- **YOUR GOAL**: Using the listing below, please gather every line containing the word "ylabel".

[Records that describe figures]
● ● ● ●

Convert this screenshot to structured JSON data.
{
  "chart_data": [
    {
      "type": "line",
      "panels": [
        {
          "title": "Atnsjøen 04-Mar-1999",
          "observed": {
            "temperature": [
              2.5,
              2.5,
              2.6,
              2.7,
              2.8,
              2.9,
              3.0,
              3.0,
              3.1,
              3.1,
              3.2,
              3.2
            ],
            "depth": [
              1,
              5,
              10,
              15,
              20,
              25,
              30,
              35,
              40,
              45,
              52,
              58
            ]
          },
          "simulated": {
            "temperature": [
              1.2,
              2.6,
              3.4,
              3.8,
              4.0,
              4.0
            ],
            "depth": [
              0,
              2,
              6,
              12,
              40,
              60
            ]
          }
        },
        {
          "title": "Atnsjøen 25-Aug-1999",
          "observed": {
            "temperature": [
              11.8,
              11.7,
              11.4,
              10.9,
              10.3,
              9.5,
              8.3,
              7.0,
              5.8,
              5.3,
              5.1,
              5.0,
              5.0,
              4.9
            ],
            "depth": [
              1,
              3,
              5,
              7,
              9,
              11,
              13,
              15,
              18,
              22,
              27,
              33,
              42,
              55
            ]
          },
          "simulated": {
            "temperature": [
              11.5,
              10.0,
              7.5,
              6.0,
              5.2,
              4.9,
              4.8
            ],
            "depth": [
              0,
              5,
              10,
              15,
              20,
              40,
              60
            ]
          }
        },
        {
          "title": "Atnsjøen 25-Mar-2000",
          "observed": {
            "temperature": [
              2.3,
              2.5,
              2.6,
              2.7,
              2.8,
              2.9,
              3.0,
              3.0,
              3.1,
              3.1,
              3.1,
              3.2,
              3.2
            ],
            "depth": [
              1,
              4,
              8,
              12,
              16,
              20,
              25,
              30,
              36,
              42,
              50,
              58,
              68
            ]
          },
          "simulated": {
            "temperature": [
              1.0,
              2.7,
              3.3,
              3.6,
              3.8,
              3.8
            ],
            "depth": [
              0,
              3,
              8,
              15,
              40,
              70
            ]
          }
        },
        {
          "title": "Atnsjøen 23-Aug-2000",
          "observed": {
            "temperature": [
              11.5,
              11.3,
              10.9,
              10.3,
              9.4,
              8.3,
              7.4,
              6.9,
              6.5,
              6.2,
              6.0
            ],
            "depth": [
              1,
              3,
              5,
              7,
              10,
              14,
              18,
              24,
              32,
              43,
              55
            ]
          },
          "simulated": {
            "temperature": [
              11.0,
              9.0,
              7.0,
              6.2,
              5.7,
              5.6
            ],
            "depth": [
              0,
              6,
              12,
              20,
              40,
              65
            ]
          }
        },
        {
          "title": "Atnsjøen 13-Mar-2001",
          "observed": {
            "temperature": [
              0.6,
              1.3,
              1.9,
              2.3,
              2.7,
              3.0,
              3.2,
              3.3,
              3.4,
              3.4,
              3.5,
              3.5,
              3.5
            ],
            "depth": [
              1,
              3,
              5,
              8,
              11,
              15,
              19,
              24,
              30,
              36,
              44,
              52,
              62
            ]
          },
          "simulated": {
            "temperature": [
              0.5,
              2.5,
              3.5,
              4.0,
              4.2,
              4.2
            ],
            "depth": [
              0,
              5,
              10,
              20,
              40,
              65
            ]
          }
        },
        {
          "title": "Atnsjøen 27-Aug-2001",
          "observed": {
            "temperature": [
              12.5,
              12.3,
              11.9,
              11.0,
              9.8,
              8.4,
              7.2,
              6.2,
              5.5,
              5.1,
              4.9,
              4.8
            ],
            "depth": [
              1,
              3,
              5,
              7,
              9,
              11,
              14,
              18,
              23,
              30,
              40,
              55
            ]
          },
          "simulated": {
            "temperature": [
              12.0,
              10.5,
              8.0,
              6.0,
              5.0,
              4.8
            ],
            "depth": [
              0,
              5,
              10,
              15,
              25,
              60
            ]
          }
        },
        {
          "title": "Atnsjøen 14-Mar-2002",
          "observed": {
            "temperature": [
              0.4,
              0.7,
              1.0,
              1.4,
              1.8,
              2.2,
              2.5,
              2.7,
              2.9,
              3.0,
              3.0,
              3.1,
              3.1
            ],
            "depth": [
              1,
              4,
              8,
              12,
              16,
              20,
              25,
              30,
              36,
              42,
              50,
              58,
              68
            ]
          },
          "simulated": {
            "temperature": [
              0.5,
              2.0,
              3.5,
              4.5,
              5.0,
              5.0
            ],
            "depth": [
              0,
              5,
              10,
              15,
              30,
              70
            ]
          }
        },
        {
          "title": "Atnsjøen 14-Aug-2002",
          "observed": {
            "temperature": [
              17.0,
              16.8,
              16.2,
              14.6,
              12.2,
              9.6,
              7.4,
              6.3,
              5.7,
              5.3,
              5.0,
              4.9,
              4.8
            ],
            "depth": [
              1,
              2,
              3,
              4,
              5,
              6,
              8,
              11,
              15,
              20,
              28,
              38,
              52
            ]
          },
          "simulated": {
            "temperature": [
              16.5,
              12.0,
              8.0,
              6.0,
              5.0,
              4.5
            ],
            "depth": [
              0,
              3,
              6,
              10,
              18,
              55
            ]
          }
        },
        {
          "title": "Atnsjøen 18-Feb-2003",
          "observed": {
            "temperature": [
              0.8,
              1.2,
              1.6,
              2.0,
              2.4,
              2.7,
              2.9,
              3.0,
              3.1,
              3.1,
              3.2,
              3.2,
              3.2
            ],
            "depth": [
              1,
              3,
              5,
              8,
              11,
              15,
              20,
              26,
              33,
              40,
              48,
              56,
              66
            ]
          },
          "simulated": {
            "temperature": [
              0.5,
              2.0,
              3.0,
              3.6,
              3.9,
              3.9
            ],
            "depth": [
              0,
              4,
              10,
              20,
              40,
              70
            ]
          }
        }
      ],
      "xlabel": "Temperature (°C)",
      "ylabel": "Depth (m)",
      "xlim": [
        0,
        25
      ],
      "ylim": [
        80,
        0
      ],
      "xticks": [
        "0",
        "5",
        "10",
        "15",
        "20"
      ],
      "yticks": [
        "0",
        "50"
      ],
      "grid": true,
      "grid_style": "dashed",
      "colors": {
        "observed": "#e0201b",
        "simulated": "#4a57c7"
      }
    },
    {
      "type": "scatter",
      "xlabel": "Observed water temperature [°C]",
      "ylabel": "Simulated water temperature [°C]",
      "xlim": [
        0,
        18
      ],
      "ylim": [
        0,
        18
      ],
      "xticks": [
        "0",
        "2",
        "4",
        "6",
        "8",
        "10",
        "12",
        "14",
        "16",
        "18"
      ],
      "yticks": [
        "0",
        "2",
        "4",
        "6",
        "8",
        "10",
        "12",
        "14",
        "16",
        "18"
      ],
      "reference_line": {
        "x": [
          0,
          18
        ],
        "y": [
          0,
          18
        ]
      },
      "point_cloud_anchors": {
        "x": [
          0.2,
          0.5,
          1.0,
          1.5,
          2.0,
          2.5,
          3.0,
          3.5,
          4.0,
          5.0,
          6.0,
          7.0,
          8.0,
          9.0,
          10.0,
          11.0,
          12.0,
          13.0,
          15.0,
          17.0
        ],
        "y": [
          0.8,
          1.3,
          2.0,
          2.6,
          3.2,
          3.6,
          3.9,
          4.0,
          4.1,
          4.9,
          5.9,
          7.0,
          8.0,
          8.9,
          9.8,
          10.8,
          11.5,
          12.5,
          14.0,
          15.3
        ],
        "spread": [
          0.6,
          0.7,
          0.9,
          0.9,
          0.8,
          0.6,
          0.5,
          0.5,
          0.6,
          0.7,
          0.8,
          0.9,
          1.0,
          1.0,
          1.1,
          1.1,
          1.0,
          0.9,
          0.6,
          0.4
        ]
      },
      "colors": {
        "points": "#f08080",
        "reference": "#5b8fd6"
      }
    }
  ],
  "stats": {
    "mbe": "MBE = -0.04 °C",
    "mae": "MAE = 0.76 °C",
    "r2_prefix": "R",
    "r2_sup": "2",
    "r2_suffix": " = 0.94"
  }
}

● ● ● ●

- **EXERCISE OUTPUT**:
      "ylabel": "Depth (m)",
      "ylabel": "Simulated water temperature [°C]",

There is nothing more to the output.